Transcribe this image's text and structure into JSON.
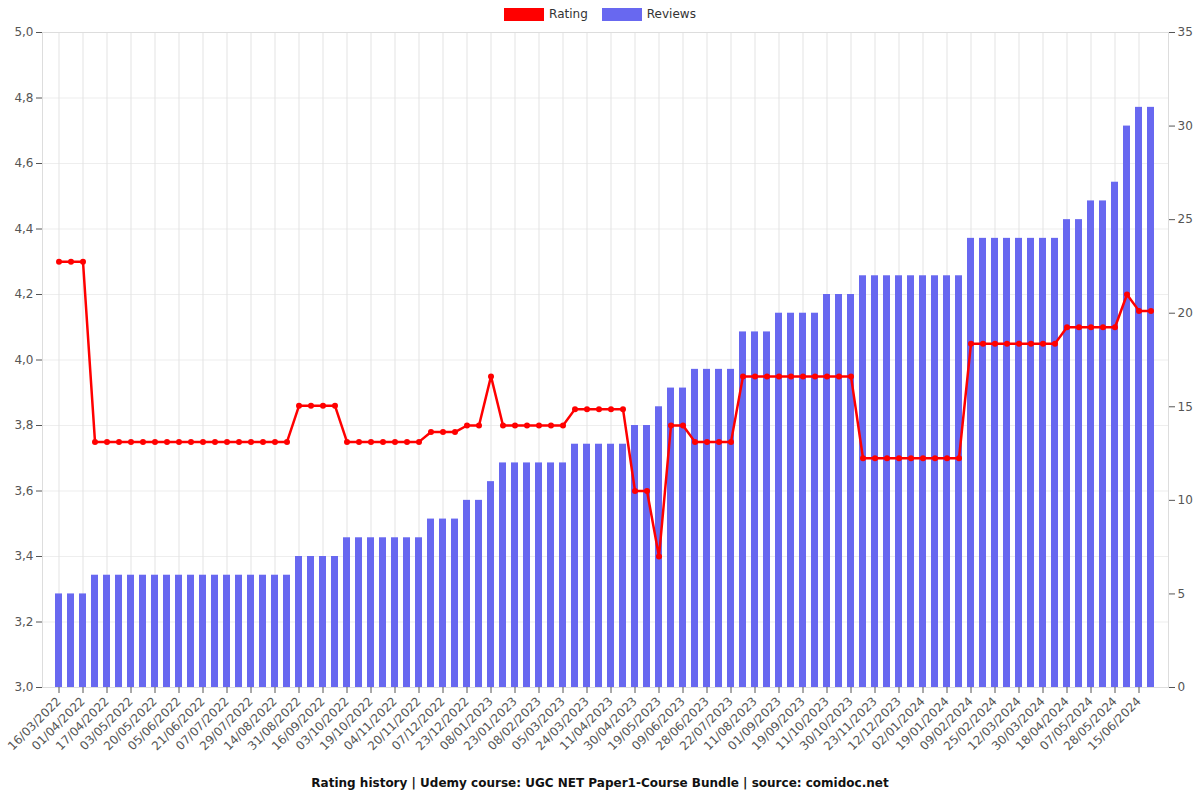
{
  "chart_data": {
    "type": "bar_line",
    "title": "Rating history | Udemy course: UGC NET Paper1-Course Bundle | source: comidoc.net",
    "categories": [
      "16/03/2022",
      null,
      "01/04/2022",
      null,
      "17/04/2022",
      null,
      "03/05/2022",
      null,
      "20/05/2022",
      null,
      "05/06/2022",
      null,
      "21/06/2022",
      null,
      "07/07/2022",
      null,
      "29/07/2022",
      null,
      "14/08/2022",
      null,
      "31/08/2022",
      null,
      "16/09/2022",
      null,
      "03/10/2022",
      null,
      "19/10/2022",
      null,
      "04/11/2022",
      null,
      "20/11/2022",
      null,
      "07/12/2022",
      null,
      "23/12/2022",
      null,
      "08/01/2023",
      null,
      "23/01/2023",
      null,
      "08/02/2023",
      null,
      "05/03/2023",
      null,
      "24/03/2023",
      null,
      "11/04/2023",
      null,
      "30/04/2023",
      null,
      "19/05/2023",
      null,
      "09/06/2023",
      null,
      "28/06/2023",
      null,
      "22/07/2023",
      null,
      "11/08/2023",
      null,
      "01/09/2023",
      null,
      "19/09/2023",
      null,
      "11/10/2023",
      null,
      "30/10/2023",
      null,
      "23/11/2023",
      null,
      "12/12/2023",
      null,
      "02/01/2024",
      null,
      "19/01/2024",
      null,
      "09/02/2024",
      null,
      "25/02/2024",
      null,
      "12/03/2024",
      null,
      "30/03/2024",
      null,
      "18/04/2024",
      null,
      "07/05/2024",
      null,
      "28/05/2024",
      null,
      "15/06/2024",
      null
    ],
    "series": [
      {
        "name": "Rating",
        "type": "line",
        "color": "#ff0000",
        "marker": "circle",
        "values": [
          4.3,
          4.3,
          4.3,
          3.75,
          3.75,
          3.75,
          3.75,
          3.75,
          3.75,
          3.75,
          3.75,
          3.75,
          3.75,
          3.75,
          3.75,
          3.75,
          3.75,
          3.75,
          3.75,
          3.75,
          3.86,
          3.86,
          3.86,
          3.86,
          3.75,
          3.75,
          3.75,
          3.75,
          3.75,
          3.75,
          3.75,
          3.78,
          3.78,
          3.78,
          3.8,
          3.8,
          3.95,
          3.8,
          3.8,
          3.8,
          3.8,
          3.8,
          3.8,
          3.85,
          3.85,
          3.85,
          3.85,
          3.85,
          3.6,
          3.6,
          3.4,
          3.8,
          3.8,
          3.75,
          3.75,
          3.75,
          3.75,
          3.95,
          3.95,
          3.95,
          3.95,
          3.95,
          3.95,
          3.95,
          3.95,
          3.95,
          3.95,
          3.7,
          3.7,
          3.7,
          3.7,
          3.7,
          3.7,
          3.7,
          3.7,
          3.7,
          4.05,
          4.05,
          4.05,
          4.05,
          4.05,
          4.05,
          4.05,
          4.05,
          4.1,
          4.1,
          4.1,
          4.1,
          4.1,
          4.2,
          4.15,
          4.15
        ]
      },
      {
        "name": "Reviews",
        "type": "bar",
        "color": "#6868f0",
        "axis": "y2",
        "values": [
          5,
          5,
          5,
          6,
          6,
          6,
          6,
          6,
          6,
          6,
          6,
          6,
          6,
          6,
          6,
          6,
          6,
          6,
          6,
          6,
          7,
          7,
          7,
          7,
          8,
          8,
          8,
          8,
          8,
          8,
          8,
          9,
          9,
          9,
          10,
          10,
          11,
          12,
          12,
          12,
          12,
          12,
          12,
          13,
          13,
          13,
          13,
          13,
          14,
          14,
          15,
          16,
          16,
          17,
          17,
          17,
          17,
          19,
          19,
          19,
          20,
          20,
          20,
          20,
          21,
          21,
          21,
          22,
          22,
          22,
          22,
          22,
          22,
          22,
          22,
          22,
          24,
          24,
          24,
          24,
          24,
          24,
          24,
          24,
          25,
          25,
          26,
          26,
          27,
          30,
          31,
          31
        ]
      }
    ],
    "ylim": [
      3,
      5
    ],
    "yticks": [
      {
        "value": 3,
        "label": "3,0"
      },
      {
        "value": 3.2,
        "label": "3,2"
      },
      {
        "value": 3.4,
        "label": "3,4"
      },
      {
        "value": 3.6,
        "label": "3,6"
      },
      {
        "value": 3.8,
        "label": "3,8"
      },
      {
        "value": 4,
        "label": "4,0"
      },
      {
        "value": 4.2,
        "label": "4,2"
      },
      {
        "value": 4.4,
        "label": "4,4"
      },
      {
        "value": 4.6,
        "label": "4,6"
      },
      {
        "value": 4.8,
        "label": "4,8"
      },
      {
        "value": 5,
        "label": "5,0"
      }
    ],
    "y2lim": [
      0,
      35
    ],
    "y2ticks": [
      0,
      5,
      10,
      15,
      20,
      25,
      30,
      35
    ],
    "grid": true,
    "legend": "top"
  }
}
⁂
# REQUIRED WORK
Output the full set of records above without changing a word, and drop the images.

# EXERCISE OUTPUT
Transcribe this image's text and structure into JSON.
{
  "chart_data": {
    "type": "bar_line",
    "title": "Rating history | Udemy course: UGC NET Paper1-Course Bundle | source: comidoc.net",
    "categories": [
      "16/03/2022",
      null,
      "01/04/2022",
      null,
      "17/04/2022",
      null,
      "03/05/2022",
      null,
      "20/05/2022",
      null,
      "05/06/2022",
      null,
      "21/06/2022",
      null,
      "07/07/2022",
      null,
      "29/07/2022",
      null,
      "14/08/2022",
      null,
      "31/08/2022",
      null,
      "16/09/2022",
      null,
      "03/10/2022",
      null,
      "19/10/2022",
      null,
      "04/11/2022",
      null,
      "20/11/2022",
      null,
      "07/12/2022",
      null,
      "23/12/2022",
      null,
      "08/01/2023",
      null,
      "23/01/2023",
      null,
      "08/02/2023",
      null,
      "05/03/2023",
      null,
      "24/03/2023",
      null,
      "11/04/2023",
      null,
      "30/04/2023",
      null,
      "19/05/2023",
      null,
      "09/06/2023",
      null,
      "28/06/2023",
      null,
      "22/07/2023",
      null,
      "11/08/2023",
      null,
      "01/09/2023",
      null,
      "19/09/2023",
      null,
      "11/10/2023",
      null,
      "30/10/2023",
      null,
      "23/11/2023",
      null,
      "12/12/2023",
      null,
      "02/01/2024",
      null,
      "19/01/2024",
      null,
      "09/02/2024",
      null,
      "25/02/2024",
      null,
      "12/03/2024",
      null,
      "30/03/2024",
      null,
      "18/04/2024",
      null,
      "07/05/2024",
      null,
      "28/05/2024",
      null,
      "15/06/2024",
      null
    ],
    "series": [
      {
        "name": "Rating",
        "type": "line",
        "color": "#ff0000",
        "marker": "circle",
        "values": [
          4.3,
          4.3,
          4.3,
          3.75,
          3.75,
          3.75,
          3.75,
          3.75,
          3.75,
          3.75,
          3.75,
          3.75,
          3.75,
          3.75,
          3.75,
          3.75,
          3.75,
          3.75,
          3.75,
          3.75,
          3.86,
          3.86,
          3.86,
          3.86,
          3.75,
          3.75,
          3.75,
          3.75,
          3.75,
          3.75,
          3.75,
          3.78,
          3.78,
          3.78,
          3.8,
          3.8,
          3.95,
          3.8,
          3.8,
          3.8,
          3.8,
          3.8,
          3.8,
          3.85,
          3.85,
          3.85,
          3.85,
          3.85,
          3.6,
          3.6,
          3.4,
          3.8,
          3.8,
          3.75,
          3.75,
          3.75,
          3.75,
          3.95,
          3.95,
          3.95,
          3.95,
          3.95,
          3.95,
          3.95,
          3.95,
          3.95,
          3.95,
          3.7,
          3.7,
          3.7,
          3.7,
          3.7,
          3.7,
          3.7,
          3.7,
          3.7,
          4.05,
          4.05,
          4.05,
          4.05,
          4.05,
          4.05,
          4.05,
          4.05,
          4.1,
          4.1,
          4.1,
          4.1,
          4.1,
          4.2,
          4.15,
          4.15
        ]
      },
      {
        "name": "Reviews",
        "type": "bar",
        "color": "#6868f0",
        "axis": "y2",
        "values": [
          5,
          5,
          5,
          6,
          6,
          6,
          6,
          6,
          6,
          6,
          6,
          6,
          6,
          6,
          6,
          6,
          6,
          6,
          6,
          6,
          7,
          7,
          7,
          7,
          8,
          8,
          8,
          8,
          8,
          8,
          8,
          9,
          9,
          9,
          10,
          10,
          11,
          12,
          12,
          12,
          12,
          12,
          12,
          13,
          13,
          13,
          13,
          13,
          14,
          14,
          15,
          16,
          16,
          17,
          17,
          17,
          17,
          19,
          19,
          19,
          20,
          20,
          20,
          20,
          21,
          21,
          21,
          22,
          22,
          22,
          22,
          22,
          22,
          22,
          22,
          22,
          24,
          24,
          24,
          24,
          24,
          24,
          24,
          24,
          25,
          25,
          26,
          26,
          27,
          30,
          31,
          31
        ]
      }
    ],
    "ylim": [
      3,
      5
    ],
    "yticks": [
      {
        "value": 3,
        "label": "3,0"
      },
      {
        "value": 3.2,
        "label": "3,2"
      },
      {
        "value": 3.4,
        "label": "3,4"
      },
      {
        "value": 3.6,
        "label": "3,6"
      },
      {
        "value": 3.8,
        "label": "3,8"
      },
      {
        "value": 4,
        "label": "4,0"
      },
      {
        "value": 4.2,
        "label": "4,2"
      },
      {
        "value": 4.4,
        "label": "4,4"
      },
      {
        "value": 4.6,
        "label": "4,6"
      },
      {
        "value": 4.8,
        "label": "4,8"
      },
      {
        "value": 5,
        "label": "5,0"
      }
    ],
    "y2lim": [
      0,
      35
    ],
    "y2ticks": [
      0,
      5,
      10,
      15,
      20,
      25,
      30,
      35
    ],
    "grid": true,
    "legend": "top"
  }
}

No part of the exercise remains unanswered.